** TASKS FOR THIS EXERCISE **
1. In the passage on image upscaling below, condense the paragraph beginning "I modified my simple block-copying upscaler" into a short bulleted list that keeps its main facts.
2. Reproduce the part of the passage on image upscaling below that lies between "This might be" and "for realtime decoding.", inclusive.

** SELECTED PASSAGE **
= = = = = = =
Well, it looks like I have run out of things to talk about. But I will keep an eye on the marketplace and check back in maybe a few months.
Is upscaling worth it? If one has no other options, then certainly. But otherwise, it is worth comparing to actual high-resolution content.
Below is a color upscaling using our improved upscaler, and the same part of the test image from the original high-resolution photo. Aside from sharp edges, the original content is clearly more detailed. This is not surprising since even the best upscaler only has one-fourth the number of pixels to use.
One of the fundamental problems with the VDK is that it performs two image processing passes, one to upscale and the other to compress. Both passes use block copying, which introduces errors, and the errors from the upscaler are compounded by the compressor.
This might be why Dimension went for upscaling only, they figured that dropping the compression feature would be an easy way to eliminate a large error source. In TMM’s case, they need to do both passes together with a single algorithm (or use an upscaler of better quality), greatly increase the bandwidth utilization, and have it still work fast enough for realtime decoding.
It is a hard job. Block copying is decode-friendly, but quality is poor unless blocks are split. But block splitting hurts the compression ratio. It is damned if you do and damned if you do not. There is just not enough compression at an acceptable quality level. Whatever the work with Raytheon accomplishes, I suspect it will include a sizeable departure from the block copying methodology, so we could be waiting a while.
Although I mentioned at the start of this blog that all image tests would be done in grayscale, I thought it would be nice to show the simple upscaler working in the full RGB color space. Each red/green/blue channel was processed as a grayscale image and then reintegrated for final output.
Here is the upscaled color Lenna, from 512 x 512 to 1024 x 1024:
Here is a section showing a comparison with bicubic upsampling:
I modified my simple block-copying upscaler to enlarge pixels instead of blocks. Like the Dimension upscaler, it does matching by using a 3 x 3 block centered around the target pixel to act as a context, and then looks for 6 x 6 blocks. The center 2 x 2 block is then used from the best matching 6 x 6 block. The earlier problem of edges having “knicks” is gone, but the image tends to be more posterized (or the “oil painting” effect is stronger). Some small details such as lower eyelashes are washed out. Still, it is noticeably sharper than a bicubic upsampling.
I have included upscalings (from 512 x 512 to 1024 x 1024) of both my test image and the classic Lenna.
TMM’s involvement of Raytheon implies that TMM could not figure out how to make their own technology work. This is understandable. Many smart people have tried and failed, and mathematics has not evolved to reveal any new directions.
An interesting trend these days is a resurgence in AI (artificial intelligence). Companies with vast databases like Google and IBM use large scale data mining and statistical techniques to make intelligent — or at least practical — guesses about things, like voice recognition or playing Jeopardy.
What we really want an image or video codec to do is upscale creatively. If we gave a person a photo of a landscape, he could enlarge it and make it geniuinely have higher resolution. Maybe he would start by using bicubic resampling or even Perfect Resize, but then he would make sensible adjustments to add detail. Or maybe he would surmise the gist of the original image, and create a whole new one using it as a guide.
= = = = = = =
** DATA LINES **
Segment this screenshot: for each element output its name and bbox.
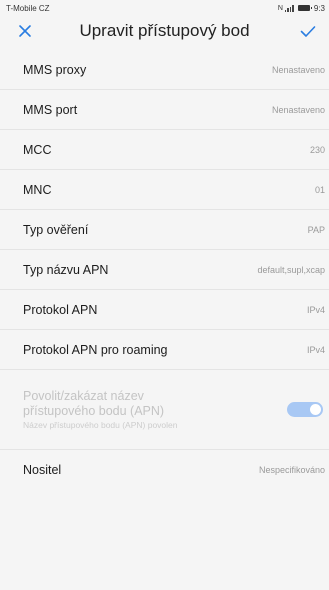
check-icon <box>300 25 316 37</box>
clock: 9:3 <box>313 3 325 13</box>
setting-label: Typ ověření <box>23 222 89 237</box>
setting-label: Protokol APN pro roaming <box>23 342 168 357</box>
setting-value: IPv4 <box>306 344 325 355</box>
setting-label: MCC <box>23 142 52 157</box>
setting-label: Typ názvu APN <box>23 262 109 277</box>
setting-value: Nenastaveno <box>271 104 325 115</box>
apn-enable-switch[interactable] <box>287 402 323 417</box>
signal-icon <box>284 4 294 12</box>
setting-mcc[interactable]: MCC 230 <box>0 130 329 170</box>
battery-icon <box>297 5 312 11</box>
setting-value: 230 <box>309 144 325 155</box>
app-header: Upravit přístupový bod <box>0 16 329 46</box>
setting-value: PAP <box>307 224 325 235</box>
setting-label: Nositel <box>23 463 62 477</box>
setting-mms-proxy[interactable]: MMS proxy Nenastaveno <box>0 50 329 90</box>
setting-apn-type[interactable]: Typ názvu APN default,supl,xcap <box>0 250 329 290</box>
toggle-subtitle: Název přístupového bodu (APN) povolen <box>23 419 178 430</box>
apn-enable-toggle-row: Povolit/zakázat název přístupového bodu … <box>0 370 329 450</box>
setting-auth-type[interactable]: Typ ověření PAP <box>0 210 329 250</box>
status-bar: T-Mobile CZ N 9:3 <box>0 0 329 16</box>
toggle-text: Povolit/zakázat název přístupového bodu … <box>23 389 198 431</box>
setting-mms-port[interactable]: MMS port Nenastaveno <box>0 90 329 130</box>
setting-value: default,supl,xcap <box>257 264 325 275</box>
setting-apn-protocol[interactable]: Protokol APN IPv4 <box>0 290 329 330</box>
close-icon <box>19 25 31 37</box>
setting-label: MNC <box>23 182 52 197</box>
setting-value: 01 <box>314 184 325 195</box>
switch-knob <box>310 404 321 415</box>
setting-label: Protokol APN <box>23 302 98 317</box>
page-title: Upravit přístupový bod <box>79 21 250 40</box>
save-button[interactable] <box>297 20 319 42</box>
setting-apn-roaming-protocol[interactable]: Protokol APN pro roaming IPv4 <box>0 330 329 370</box>
carrier-label: T-Mobile CZ <box>6 3 50 13</box>
settings-list: MMS proxy Nenastaveno MMS port Nenastave… <box>0 50 329 490</box>
setting-value: Nenastaveno <box>271 64 325 75</box>
setting-mnc[interactable]: MNC 01 <box>0 170 329 210</box>
setting-value: IPv4 <box>306 304 325 315</box>
setting-label: MMS proxy <box>23 62 87 77</box>
toggle-title: Povolit/zakázat název přístupového bodu … <box>23 388 165 418</box>
status-icons: N 9:3 <box>278 4 325 13</box>
setting-value: Nespecifikováno <box>258 465 325 475</box>
nfc-icon: N <box>277 4 283 12</box>
close-button[interactable] <box>14 20 36 42</box>
setting-label: MMS port <box>23 102 78 117</box>
setting-bearer[interactable]: Nositel Nespecifikováno <box>0 450 329 490</box>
= = = = = = =
** ANSWERS TO THE PROBLEMS **
1.
- The simple block-copying upscaler was changed to enlarge pixels instead of blocks.
- Like the Dimension upscaler, it uses a 3 x 3 block centered on the target pixel as context and searches for 6 x 6 blocks. It then uses the center 2 x 2 block of the best match.
- The earlier "knicks" along edges are gone.
- The image looks more posterized, with a stronger "oil painting" effect.
- Small details such as lower eyelashes are washed out.
- The result is still noticeably sharper than bicubic upsampling.

2.
This might be why Dimension went for upscaling only, they figured that dropping the compression feature would be an easy way to eliminate a large error source. In TMM’s case, they need to do both passes together with a single algorithm (or use an upscaler of better quality), greatly increase the bandwidth utilization, and have it still work fast enough for realtime decoding.